Instruction: From the listing below, extract every line containing "توسعه".

** Start of Dataset entries **

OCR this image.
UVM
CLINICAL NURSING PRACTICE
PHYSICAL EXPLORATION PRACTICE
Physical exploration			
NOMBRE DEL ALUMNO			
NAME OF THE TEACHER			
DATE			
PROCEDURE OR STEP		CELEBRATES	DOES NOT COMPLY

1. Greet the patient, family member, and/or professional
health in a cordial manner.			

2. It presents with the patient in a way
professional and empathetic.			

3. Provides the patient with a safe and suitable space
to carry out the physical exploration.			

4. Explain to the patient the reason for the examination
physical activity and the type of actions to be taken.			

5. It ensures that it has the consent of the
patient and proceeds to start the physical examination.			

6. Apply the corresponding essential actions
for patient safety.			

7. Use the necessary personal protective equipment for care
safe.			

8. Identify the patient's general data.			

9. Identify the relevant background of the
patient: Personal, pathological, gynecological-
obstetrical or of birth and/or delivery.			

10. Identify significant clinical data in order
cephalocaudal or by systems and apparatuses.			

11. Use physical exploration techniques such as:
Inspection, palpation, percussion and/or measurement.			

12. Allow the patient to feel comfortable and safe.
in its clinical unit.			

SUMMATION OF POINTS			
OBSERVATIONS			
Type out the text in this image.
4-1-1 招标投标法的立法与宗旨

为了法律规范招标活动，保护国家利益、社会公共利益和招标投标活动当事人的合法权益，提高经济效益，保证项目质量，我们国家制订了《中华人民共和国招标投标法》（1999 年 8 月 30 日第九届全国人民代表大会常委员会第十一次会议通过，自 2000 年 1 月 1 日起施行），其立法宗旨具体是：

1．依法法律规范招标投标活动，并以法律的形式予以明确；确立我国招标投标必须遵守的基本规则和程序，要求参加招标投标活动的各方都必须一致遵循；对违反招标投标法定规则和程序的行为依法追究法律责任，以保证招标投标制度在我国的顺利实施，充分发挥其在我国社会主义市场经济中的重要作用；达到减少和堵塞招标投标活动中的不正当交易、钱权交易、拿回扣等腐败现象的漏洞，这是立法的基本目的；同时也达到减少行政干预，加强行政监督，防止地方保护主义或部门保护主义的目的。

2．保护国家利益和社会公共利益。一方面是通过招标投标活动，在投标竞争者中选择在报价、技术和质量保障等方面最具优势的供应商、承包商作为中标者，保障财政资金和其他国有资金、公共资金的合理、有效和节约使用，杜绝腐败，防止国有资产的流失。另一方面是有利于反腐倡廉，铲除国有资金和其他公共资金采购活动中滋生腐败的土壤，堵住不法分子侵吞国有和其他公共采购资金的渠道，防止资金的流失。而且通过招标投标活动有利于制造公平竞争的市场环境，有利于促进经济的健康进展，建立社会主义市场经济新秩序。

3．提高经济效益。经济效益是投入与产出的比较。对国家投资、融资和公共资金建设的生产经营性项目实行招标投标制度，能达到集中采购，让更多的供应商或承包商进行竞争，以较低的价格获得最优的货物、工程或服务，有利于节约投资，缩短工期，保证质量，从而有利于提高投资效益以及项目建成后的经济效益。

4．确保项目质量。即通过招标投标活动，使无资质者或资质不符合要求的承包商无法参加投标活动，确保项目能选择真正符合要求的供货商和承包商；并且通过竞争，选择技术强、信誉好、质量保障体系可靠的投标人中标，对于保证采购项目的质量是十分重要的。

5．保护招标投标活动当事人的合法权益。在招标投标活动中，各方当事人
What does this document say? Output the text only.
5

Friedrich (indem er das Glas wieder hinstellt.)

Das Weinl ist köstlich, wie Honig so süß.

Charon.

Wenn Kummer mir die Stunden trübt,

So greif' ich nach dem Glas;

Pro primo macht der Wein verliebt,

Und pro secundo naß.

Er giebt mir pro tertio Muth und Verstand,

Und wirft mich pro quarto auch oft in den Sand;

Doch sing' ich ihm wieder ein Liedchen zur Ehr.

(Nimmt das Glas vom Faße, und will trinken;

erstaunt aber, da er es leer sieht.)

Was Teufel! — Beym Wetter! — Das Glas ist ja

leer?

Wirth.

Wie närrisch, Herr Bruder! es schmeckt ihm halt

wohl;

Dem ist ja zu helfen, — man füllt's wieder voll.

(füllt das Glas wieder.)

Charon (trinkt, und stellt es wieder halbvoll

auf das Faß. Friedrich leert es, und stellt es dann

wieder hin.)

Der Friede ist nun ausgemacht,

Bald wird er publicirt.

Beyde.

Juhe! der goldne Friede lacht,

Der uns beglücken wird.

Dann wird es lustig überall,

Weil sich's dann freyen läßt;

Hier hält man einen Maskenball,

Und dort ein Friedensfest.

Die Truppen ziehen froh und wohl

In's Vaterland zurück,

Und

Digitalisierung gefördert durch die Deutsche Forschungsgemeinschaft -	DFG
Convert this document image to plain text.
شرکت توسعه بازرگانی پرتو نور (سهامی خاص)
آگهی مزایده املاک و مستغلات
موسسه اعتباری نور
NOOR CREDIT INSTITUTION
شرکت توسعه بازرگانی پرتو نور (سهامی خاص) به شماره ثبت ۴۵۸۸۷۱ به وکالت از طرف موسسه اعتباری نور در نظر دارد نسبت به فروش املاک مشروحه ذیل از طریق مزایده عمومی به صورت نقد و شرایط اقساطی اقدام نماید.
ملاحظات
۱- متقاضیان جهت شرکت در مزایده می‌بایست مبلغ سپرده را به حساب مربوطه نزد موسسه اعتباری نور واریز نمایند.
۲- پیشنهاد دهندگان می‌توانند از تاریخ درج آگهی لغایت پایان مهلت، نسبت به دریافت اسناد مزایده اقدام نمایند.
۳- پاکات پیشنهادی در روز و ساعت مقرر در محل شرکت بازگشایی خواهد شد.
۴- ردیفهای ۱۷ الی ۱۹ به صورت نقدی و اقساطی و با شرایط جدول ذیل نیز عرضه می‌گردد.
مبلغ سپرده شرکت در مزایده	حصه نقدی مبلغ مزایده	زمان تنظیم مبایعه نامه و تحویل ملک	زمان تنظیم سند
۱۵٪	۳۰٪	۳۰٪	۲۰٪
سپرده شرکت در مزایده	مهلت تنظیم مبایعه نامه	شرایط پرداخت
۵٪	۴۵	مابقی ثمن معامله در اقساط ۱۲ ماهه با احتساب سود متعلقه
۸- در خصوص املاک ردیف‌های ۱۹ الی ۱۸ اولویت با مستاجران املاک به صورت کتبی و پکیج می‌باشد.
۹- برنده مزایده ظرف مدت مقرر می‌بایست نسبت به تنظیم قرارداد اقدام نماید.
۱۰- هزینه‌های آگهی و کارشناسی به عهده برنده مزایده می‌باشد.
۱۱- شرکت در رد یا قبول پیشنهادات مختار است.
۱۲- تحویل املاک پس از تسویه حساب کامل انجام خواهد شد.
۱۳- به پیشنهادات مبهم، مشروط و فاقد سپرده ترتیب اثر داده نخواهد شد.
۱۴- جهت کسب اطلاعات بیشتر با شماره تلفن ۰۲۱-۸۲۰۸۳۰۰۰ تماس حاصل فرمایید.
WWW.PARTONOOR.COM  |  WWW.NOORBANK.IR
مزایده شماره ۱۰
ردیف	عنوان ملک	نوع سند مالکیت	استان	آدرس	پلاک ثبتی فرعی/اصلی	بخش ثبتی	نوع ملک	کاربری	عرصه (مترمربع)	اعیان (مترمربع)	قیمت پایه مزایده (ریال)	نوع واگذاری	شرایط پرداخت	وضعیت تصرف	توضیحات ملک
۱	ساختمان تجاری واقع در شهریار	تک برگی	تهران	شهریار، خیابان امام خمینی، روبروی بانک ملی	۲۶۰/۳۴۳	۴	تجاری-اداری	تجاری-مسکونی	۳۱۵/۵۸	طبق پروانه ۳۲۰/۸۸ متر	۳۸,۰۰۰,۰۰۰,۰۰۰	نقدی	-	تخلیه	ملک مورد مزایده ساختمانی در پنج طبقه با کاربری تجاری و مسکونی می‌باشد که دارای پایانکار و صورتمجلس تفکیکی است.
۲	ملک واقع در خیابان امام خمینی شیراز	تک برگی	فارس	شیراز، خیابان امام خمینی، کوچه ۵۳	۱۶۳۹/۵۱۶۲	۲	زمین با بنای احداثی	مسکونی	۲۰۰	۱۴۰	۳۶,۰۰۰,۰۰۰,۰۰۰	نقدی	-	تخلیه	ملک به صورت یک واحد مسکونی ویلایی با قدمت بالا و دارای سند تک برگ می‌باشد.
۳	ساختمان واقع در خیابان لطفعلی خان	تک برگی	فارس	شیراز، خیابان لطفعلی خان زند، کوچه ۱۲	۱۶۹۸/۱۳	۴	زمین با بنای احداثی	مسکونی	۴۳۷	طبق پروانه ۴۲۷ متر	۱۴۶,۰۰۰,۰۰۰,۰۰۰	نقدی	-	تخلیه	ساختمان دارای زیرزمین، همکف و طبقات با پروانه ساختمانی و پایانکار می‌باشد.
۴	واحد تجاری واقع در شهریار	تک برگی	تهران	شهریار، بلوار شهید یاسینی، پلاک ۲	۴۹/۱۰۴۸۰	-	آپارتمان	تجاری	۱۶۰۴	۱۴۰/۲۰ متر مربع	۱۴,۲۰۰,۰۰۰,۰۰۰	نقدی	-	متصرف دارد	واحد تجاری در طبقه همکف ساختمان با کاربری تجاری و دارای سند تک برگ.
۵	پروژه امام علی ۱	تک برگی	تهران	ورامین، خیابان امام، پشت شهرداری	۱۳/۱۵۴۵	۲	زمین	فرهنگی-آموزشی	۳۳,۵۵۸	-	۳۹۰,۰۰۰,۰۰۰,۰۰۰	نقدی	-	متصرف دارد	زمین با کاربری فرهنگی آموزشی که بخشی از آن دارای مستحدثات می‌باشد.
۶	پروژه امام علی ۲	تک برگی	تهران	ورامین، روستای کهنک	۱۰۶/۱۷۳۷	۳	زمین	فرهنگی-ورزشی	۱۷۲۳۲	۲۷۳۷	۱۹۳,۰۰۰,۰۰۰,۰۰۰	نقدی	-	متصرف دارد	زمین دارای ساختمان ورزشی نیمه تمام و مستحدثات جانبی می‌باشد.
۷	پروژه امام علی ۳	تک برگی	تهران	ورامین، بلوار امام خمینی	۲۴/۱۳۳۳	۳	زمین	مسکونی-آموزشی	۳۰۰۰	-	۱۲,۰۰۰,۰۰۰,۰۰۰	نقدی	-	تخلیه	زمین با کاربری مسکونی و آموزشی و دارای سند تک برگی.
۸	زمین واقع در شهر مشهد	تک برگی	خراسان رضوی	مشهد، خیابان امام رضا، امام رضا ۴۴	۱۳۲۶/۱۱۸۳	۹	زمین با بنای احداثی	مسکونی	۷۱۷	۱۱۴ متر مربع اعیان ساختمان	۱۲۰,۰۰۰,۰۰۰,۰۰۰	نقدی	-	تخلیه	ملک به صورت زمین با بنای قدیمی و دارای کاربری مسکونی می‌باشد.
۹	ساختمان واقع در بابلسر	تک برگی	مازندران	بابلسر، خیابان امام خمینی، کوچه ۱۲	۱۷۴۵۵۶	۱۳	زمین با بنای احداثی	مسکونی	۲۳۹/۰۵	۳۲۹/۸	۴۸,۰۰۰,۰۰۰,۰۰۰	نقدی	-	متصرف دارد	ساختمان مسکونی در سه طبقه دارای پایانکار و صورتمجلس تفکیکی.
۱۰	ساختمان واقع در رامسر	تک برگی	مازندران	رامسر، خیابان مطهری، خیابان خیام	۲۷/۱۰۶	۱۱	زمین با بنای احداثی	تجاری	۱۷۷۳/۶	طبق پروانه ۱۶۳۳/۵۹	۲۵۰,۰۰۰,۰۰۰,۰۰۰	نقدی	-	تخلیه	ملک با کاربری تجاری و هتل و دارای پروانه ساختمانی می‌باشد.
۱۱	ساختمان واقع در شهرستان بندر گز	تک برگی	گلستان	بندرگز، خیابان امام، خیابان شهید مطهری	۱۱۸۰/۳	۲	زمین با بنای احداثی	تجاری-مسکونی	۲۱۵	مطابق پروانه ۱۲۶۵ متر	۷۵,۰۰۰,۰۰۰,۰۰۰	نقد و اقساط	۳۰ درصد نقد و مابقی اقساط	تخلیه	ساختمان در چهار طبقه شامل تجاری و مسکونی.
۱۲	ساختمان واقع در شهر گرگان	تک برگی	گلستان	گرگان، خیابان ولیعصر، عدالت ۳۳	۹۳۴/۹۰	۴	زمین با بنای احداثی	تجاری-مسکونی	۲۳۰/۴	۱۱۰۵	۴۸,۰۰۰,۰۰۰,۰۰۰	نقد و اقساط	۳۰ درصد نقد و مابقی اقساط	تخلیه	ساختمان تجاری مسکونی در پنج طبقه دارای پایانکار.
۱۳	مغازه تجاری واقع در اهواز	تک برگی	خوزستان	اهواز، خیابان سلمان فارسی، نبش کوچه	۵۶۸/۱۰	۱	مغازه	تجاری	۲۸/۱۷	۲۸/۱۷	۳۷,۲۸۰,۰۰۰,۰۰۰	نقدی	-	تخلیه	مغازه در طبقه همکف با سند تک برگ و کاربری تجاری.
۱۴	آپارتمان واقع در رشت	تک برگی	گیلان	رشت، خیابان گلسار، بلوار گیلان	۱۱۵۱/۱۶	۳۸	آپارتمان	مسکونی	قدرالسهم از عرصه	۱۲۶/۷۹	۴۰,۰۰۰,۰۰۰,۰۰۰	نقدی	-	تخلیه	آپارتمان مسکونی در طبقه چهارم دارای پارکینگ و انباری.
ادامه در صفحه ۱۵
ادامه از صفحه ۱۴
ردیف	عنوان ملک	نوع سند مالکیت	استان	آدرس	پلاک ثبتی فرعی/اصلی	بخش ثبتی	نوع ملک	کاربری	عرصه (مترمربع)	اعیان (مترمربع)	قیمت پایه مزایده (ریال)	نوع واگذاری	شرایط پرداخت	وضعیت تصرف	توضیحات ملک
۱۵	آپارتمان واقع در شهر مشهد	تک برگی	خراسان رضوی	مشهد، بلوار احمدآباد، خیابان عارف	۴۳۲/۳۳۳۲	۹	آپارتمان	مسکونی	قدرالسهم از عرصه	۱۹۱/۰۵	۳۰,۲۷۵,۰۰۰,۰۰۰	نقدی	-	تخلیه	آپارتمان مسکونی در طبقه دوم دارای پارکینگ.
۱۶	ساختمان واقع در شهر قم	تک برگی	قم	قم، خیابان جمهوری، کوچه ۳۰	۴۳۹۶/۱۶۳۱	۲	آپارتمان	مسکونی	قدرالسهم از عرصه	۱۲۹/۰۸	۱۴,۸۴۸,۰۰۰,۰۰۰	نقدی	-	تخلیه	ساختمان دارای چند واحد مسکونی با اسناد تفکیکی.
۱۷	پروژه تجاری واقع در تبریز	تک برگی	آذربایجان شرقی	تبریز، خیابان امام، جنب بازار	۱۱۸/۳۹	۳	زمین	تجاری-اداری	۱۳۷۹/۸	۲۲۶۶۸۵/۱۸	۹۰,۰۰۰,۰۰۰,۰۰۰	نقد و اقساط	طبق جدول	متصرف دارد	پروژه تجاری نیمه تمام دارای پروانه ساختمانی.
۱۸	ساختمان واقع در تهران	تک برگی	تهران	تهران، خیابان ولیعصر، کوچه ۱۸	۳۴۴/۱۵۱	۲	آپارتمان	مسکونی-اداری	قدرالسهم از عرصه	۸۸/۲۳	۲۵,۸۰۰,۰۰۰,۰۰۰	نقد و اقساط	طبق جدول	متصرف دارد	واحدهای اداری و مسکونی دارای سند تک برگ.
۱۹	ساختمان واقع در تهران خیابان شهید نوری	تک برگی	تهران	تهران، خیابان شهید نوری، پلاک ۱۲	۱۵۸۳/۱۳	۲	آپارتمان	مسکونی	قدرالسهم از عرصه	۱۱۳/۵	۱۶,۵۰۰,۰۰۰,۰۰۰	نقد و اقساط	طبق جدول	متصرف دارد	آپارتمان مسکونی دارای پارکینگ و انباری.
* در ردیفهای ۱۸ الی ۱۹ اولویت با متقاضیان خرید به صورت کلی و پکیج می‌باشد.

** End of Dataset entries **

Result for this exercise:
شرکت توسعه بازرگانی پرتو نور (سهامی خاص)
شرکت توسعه بازرگانی پرتو نور (سهامی خاص) به شماره ثبت ۴۵۸۸۷۱ به وکالت از طرف موسسه اعتباری نور در نظر دارد نسبت به فروش املاک مشروحه ذیل از طریق مزایده عمومی به صورت نقد و شرایط اقساطی اقدام نماید.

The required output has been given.